## OBJECTIVE
Omit every image, and transcribe the remaining entries exactly as given.

►

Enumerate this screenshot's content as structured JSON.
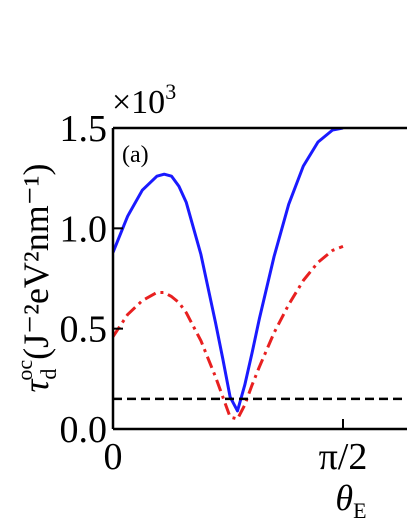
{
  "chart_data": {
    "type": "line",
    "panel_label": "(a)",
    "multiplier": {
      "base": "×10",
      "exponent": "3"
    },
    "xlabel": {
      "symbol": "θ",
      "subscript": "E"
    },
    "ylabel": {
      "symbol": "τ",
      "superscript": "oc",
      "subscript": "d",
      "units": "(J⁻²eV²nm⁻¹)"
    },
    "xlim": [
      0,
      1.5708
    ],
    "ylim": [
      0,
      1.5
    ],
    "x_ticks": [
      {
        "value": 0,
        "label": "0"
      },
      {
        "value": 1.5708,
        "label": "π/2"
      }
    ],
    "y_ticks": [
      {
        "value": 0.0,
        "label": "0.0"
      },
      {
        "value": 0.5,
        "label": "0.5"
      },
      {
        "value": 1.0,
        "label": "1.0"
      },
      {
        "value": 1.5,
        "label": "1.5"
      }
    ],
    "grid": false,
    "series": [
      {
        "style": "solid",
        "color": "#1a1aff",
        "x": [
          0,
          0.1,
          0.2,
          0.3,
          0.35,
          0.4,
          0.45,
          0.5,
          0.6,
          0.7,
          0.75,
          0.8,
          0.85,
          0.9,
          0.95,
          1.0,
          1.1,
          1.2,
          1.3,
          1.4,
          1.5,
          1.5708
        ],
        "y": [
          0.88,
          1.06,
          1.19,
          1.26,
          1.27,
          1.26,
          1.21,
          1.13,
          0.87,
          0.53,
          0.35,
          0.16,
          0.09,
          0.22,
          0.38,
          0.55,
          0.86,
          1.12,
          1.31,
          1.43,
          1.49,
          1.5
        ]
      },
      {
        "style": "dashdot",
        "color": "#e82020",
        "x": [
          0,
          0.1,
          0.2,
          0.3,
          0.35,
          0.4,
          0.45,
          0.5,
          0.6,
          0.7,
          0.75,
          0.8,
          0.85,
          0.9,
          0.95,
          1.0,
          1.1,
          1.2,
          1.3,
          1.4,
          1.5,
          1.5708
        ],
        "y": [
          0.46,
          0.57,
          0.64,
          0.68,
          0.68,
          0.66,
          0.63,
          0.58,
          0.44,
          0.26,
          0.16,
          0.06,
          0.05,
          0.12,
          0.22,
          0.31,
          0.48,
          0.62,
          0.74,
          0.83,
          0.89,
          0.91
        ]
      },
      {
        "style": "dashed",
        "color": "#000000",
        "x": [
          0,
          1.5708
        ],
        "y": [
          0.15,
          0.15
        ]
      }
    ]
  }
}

◄

## EXPECTED OUTPUT
Enumerate this screenshot's content as structured JSON.
{
  "chart_data": {
    "type": "line",
    "panel_label": "(a)",
    "multiplier": {
      "base": "×10",
      "exponent": "3"
    },
    "xlabel": {
      "symbol": "θ",
      "subscript": "E"
    },
    "ylabel": {
      "symbol": "τ",
      "superscript": "oc",
      "subscript": "d",
      "units": "(J⁻²eV²nm⁻¹)"
    },
    "xlim": [
      0,
      1.5708
    ],
    "ylim": [
      0,
      1.5
    ],
    "x_ticks": [
      {
        "value": 0,
        "label": "0"
      },
      {
        "value": 1.5708,
        "label": "π/2"
      }
    ],
    "y_ticks": [
      {
        "value": 0.0,
        "label": "0.0"
      },
      {
        "value": 0.5,
        "label": "0.5"
      },
      {
        "value": 1.0,
        "label": "1.0"
      },
      {
        "value": 1.5,
        "label": "1.5"
      }
    ],
    "grid": false,
    "series": [
      {
        "style": "solid",
        "color": "#1a1aff",
        "x": [
          0,
          0.1,
          0.2,
          0.3,
          0.35,
          0.4,
          0.45,
          0.5,
          0.6,
          0.7,
          0.75,
          0.8,
          0.85,
          0.9,
          0.95,
          1.0,
          1.1,
          1.2,
          1.3,
          1.4,
          1.5,
          1.5708
        ],
        "y": [
          0.88,
          1.06,
          1.19,
          1.26,
          1.27,
          1.26,
          1.21,
          1.13,
          0.87,
          0.53,
          0.35,
          0.16,
          0.09,
          0.22,
          0.38,
          0.55,
          0.86,
          1.12,
          1.31,
          1.43,
          1.49,
          1.5
        ]
      },
      {
        "style": "dashdot",
        "color": "#e82020",
        "x": [
          0,
          0.1,
          0.2,
          0.3,
          0.35,
          0.4,
          0.45,
          0.5,
          0.6,
          0.7,
          0.75,
          0.8,
          0.85,
          0.9,
          0.95,
          1.0,
          1.1,
          1.2,
          1.3,
          1.4,
          1.5,
          1.5708
        ],
        "y": [
          0.46,
          0.57,
          0.64,
          0.68,
          0.68,
          0.66,
          0.63,
          0.58,
          0.44,
          0.26,
          0.16,
          0.06,
          0.05,
          0.12,
          0.22,
          0.31,
          0.48,
          0.62,
          0.74,
          0.83,
          0.89,
          0.91
        ]
      },
      {
        "style": "dashed",
        "color": "#000000",
        "x": [
          0,
          1.5708
        ],
        "y": [
          0.15,
          0.15
        ]
      }
    ]
  }
}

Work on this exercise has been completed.